### [EXERCISE DETAILS]
How many lines in this material include the string "تعمیر"? Answer with the number and nothing further.

### [EXTRACTED DATA]
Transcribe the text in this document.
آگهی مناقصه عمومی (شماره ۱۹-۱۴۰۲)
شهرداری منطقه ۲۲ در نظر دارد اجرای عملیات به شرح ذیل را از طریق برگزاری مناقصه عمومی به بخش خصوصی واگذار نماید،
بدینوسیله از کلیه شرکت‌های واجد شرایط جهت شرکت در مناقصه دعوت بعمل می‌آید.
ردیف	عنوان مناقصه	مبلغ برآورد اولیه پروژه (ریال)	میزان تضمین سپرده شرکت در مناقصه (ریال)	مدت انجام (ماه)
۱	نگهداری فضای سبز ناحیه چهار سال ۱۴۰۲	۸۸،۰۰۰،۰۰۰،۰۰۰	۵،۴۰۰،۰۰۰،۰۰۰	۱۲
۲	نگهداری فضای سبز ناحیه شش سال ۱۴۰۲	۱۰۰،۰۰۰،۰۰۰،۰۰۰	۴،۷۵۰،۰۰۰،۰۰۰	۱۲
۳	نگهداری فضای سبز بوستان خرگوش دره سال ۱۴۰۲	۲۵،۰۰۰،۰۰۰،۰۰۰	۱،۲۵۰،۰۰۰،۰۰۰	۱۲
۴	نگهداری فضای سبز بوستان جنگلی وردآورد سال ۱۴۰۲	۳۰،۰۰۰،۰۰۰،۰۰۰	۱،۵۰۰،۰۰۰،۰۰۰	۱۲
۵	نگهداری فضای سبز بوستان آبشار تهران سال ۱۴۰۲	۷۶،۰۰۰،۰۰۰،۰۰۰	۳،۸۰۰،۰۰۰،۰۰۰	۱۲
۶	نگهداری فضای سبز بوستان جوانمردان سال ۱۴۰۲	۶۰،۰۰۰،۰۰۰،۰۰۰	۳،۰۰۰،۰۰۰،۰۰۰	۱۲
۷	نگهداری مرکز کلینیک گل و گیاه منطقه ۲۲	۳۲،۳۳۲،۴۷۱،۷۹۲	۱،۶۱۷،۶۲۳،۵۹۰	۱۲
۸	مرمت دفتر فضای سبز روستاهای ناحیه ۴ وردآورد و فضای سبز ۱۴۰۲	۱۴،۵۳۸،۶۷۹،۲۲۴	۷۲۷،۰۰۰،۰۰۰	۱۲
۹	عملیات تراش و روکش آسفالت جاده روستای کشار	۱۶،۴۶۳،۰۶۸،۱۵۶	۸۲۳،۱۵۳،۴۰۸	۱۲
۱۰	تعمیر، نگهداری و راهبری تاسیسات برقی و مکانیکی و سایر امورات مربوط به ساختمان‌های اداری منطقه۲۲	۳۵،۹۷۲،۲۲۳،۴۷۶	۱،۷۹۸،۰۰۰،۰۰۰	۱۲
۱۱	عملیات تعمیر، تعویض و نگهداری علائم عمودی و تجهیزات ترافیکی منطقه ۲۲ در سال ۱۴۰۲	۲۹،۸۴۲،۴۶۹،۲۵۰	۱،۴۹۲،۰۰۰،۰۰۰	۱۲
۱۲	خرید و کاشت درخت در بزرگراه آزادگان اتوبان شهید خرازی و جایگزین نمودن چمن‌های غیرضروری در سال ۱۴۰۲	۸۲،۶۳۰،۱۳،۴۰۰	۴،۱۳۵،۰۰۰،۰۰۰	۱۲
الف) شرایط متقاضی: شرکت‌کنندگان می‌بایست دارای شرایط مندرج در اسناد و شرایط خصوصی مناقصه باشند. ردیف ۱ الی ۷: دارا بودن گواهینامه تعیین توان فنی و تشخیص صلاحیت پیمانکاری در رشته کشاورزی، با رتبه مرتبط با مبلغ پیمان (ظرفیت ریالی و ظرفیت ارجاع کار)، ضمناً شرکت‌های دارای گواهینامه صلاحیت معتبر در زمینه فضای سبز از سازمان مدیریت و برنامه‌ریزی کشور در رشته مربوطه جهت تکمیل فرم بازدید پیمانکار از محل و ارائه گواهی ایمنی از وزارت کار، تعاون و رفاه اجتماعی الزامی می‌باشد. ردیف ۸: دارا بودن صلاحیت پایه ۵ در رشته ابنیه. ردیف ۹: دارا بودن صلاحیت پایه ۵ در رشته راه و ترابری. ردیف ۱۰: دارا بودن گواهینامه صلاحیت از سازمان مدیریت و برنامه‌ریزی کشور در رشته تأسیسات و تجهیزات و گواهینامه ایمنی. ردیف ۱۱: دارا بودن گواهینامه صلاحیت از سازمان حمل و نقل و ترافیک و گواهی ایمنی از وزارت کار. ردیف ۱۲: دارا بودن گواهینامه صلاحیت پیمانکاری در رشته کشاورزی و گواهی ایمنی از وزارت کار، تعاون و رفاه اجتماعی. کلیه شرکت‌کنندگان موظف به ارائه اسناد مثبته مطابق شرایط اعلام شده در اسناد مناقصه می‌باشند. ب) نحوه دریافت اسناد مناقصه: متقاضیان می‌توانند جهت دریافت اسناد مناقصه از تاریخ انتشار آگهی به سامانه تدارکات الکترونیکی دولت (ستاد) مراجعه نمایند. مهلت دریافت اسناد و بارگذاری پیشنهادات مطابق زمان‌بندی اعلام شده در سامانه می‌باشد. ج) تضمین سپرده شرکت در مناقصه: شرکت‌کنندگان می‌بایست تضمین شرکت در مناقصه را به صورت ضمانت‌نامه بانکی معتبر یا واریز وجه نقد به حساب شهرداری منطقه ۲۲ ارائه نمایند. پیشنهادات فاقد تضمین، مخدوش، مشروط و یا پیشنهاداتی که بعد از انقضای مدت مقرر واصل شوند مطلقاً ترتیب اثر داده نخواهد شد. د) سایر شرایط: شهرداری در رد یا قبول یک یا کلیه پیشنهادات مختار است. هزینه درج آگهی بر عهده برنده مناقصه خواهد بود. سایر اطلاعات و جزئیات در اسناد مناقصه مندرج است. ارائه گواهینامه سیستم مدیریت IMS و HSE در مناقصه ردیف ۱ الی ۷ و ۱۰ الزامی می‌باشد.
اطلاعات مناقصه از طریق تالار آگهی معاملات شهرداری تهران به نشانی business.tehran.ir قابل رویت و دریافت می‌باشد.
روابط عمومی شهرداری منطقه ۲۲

### [SOLVED EXERCISE]
2